Records from a collection of figures:
»»

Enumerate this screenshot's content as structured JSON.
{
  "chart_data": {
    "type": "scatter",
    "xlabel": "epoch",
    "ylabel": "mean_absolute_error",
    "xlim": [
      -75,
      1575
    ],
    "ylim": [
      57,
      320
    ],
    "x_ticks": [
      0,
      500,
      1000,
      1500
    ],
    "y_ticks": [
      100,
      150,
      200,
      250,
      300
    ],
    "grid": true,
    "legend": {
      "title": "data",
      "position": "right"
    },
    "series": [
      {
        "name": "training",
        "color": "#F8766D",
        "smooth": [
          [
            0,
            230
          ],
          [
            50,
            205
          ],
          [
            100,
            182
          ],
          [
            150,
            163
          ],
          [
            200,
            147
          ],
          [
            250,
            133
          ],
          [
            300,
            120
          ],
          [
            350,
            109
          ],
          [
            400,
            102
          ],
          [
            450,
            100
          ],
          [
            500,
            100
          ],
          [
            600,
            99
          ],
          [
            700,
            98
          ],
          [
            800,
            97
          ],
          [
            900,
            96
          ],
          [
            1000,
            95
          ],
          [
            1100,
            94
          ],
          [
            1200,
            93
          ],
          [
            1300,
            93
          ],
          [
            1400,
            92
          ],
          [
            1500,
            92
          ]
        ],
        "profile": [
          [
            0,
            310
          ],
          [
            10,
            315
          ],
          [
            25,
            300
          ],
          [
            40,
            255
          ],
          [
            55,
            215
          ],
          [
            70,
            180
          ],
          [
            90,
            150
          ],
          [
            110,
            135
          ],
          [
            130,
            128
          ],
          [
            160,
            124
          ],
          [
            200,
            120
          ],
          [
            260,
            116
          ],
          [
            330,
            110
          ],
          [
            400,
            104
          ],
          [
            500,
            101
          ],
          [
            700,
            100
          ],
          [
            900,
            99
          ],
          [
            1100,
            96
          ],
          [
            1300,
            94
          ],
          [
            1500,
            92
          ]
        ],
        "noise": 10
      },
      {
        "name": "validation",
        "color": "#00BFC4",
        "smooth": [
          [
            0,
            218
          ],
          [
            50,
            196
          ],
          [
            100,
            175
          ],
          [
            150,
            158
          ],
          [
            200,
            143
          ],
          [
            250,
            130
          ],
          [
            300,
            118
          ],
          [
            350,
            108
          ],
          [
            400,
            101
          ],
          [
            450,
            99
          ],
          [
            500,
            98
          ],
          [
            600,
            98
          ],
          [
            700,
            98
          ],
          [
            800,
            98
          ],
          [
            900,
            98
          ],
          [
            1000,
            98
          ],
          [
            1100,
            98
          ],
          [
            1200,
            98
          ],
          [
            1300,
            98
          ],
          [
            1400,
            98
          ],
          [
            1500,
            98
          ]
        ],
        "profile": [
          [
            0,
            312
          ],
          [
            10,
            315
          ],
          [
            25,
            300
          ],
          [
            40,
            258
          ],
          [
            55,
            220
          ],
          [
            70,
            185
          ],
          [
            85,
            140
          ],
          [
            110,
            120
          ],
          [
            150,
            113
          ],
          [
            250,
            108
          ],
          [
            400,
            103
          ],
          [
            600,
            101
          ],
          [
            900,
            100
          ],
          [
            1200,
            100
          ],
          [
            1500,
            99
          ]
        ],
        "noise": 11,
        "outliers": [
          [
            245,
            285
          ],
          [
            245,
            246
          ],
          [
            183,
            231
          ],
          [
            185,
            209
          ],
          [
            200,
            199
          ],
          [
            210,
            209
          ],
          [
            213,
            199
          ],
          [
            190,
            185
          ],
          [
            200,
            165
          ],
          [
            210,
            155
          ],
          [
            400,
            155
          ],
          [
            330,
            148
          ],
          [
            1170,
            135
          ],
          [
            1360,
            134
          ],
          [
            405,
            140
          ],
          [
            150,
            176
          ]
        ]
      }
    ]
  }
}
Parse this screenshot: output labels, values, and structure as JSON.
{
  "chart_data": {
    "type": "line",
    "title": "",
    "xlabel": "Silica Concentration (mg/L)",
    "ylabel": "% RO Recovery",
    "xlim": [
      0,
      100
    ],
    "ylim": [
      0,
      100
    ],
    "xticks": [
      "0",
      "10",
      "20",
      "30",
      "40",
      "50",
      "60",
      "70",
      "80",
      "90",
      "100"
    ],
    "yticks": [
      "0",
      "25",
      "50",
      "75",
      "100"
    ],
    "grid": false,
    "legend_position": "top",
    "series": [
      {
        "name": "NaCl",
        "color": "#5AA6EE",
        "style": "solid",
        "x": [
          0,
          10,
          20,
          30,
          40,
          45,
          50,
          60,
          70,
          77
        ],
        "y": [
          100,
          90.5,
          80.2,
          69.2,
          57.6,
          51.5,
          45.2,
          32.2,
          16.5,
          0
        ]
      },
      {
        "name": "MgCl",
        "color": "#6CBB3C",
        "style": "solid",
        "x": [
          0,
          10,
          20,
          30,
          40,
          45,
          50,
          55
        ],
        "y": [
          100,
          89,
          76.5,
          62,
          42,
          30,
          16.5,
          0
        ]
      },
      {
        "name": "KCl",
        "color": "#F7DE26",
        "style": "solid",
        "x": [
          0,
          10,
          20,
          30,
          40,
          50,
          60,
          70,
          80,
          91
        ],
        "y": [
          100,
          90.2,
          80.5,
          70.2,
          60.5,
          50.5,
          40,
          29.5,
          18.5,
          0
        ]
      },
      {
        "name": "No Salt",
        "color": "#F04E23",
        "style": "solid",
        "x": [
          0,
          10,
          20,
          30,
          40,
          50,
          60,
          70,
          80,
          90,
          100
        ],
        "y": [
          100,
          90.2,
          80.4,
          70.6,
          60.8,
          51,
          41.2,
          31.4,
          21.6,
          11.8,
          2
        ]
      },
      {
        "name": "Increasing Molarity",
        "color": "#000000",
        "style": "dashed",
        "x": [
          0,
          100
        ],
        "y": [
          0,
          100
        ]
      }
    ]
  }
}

««

Exercise description — Report only the number of lines in the records that include the word "ylabel".

Result of the task — 2